Skip the pictures. Reproduce all other material exactly.

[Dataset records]
.....

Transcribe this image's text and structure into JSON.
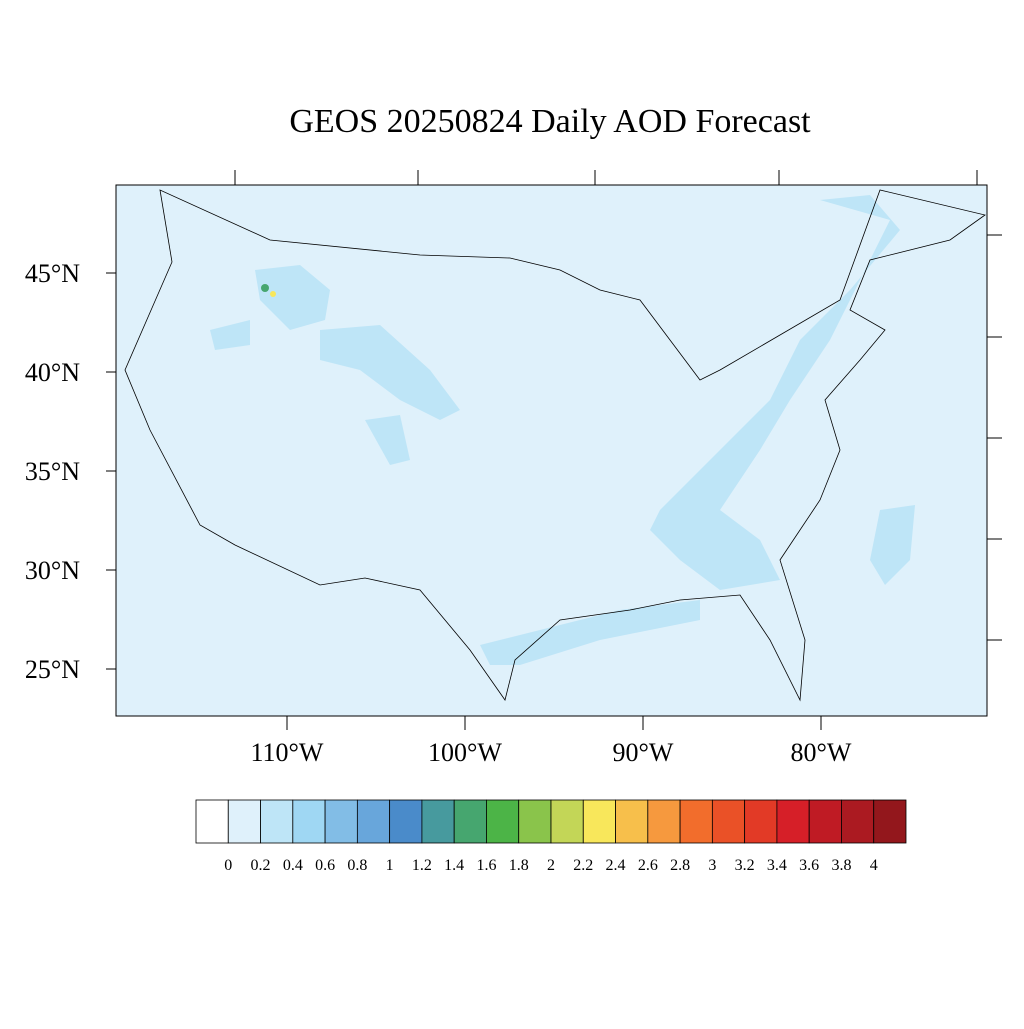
{
  "title": "GEOS 20250824 Daily AOD Forecast",
  "map": {
    "lat_ticks": [
      {
        "value": 25,
        "label": "25°N"
      },
      {
        "value": 30,
        "label": "30°N"
      },
      {
        "value": 35,
        "label": "35°N"
      },
      {
        "value": 40,
        "label": "40°N"
      },
      {
        "value": 45,
        "label": "45°N"
      }
    ],
    "lon_ticks": [
      {
        "value": -110,
        "label": "110°W"
      },
      {
        "value": -100,
        "label": "100°W"
      },
      {
        "value": -90,
        "label": "90°W"
      },
      {
        "value": -80,
        "label": "80°W"
      }
    ]
  },
  "colorbar": {
    "levels": [
      0,
      0.2,
      0.4,
      0.6,
      0.8,
      1,
      1.2,
      1.4,
      1.6,
      1.8,
      2,
      2.2,
      2.4,
      2.6,
      2.8,
      3,
      3.2,
      3.4,
      3.6,
      3.8,
      4
    ],
    "colors": [
      "#ffffff",
      "#dff1fb",
      "#bee5f7",
      "#9fd7f3",
      "#82bde6",
      "#68a6db",
      "#4a8bca",
      "#479a9e",
      "#46a66f",
      "#4cb447",
      "#8ac44b",
      "#c3d657",
      "#f8e75b",
      "#f7bf4b",
      "#f6993e",
      "#f26d2c",
      "#ea5127",
      "#e23a26",
      "#d61f28",
      "#bf1b24",
      "#ab1a21",
      "#93171c"
    ]
  }
}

.....

• **Solution to this task**
Transcribe this image's text and structure into JSON.
{
  "title": "GEOS 20250824 Daily AOD Forecast",
  "map": {
    "lat_ticks": [
      {
        "value": 25,
        "label": "25°N"
      },
      {
        "value": 30,
        "label": "30°N"
      },
      {
        "value": 35,
        "label": "35°N"
      },
      {
        "value": 40,
        "label": "40°N"
      },
      {
        "value": 45,
        "label": "45°N"
      }
    ],
    "lon_ticks": [
      {
        "value": -110,
        "label": "110°W"
      },
      {
        "value": -100,
        "label": "100°W"
      },
      {
        "value": -90,
        "label": "90°W"
      },
      {
        "value": -80,
        "label": "80°W"
      }
    ]
  },
  "colorbar": {
    "levels": [
      0,
      0.2,
      0.4,
      0.6,
      0.8,
      1,
      1.2,
      1.4,
      1.6,
      1.8,
      2,
      2.2,
      2.4,
      2.6,
      2.8,
      3,
      3.2,
      3.4,
      3.6,
      3.8,
      4
    ],
    "colors": [
      "#ffffff",
      "#dff1fb",
      "#bee5f7",
      "#9fd7f3",
      "#82bde6",
      "#68a6db",
      "#4a8bca",
      "#479a9e",
      "#46a66f",
      "#4cb447",
      "#8ac44b",
      "#c3d657",
      "#f8e75b",
      "#f7bf4b",
      "#f6993e",
      "#f26d2c",
      "#ea5127",
      "#e23a26",
      "#d61f28",
      "#bf1b24",
      "#ab1a21",
      "#93171c"
    ]
  }
}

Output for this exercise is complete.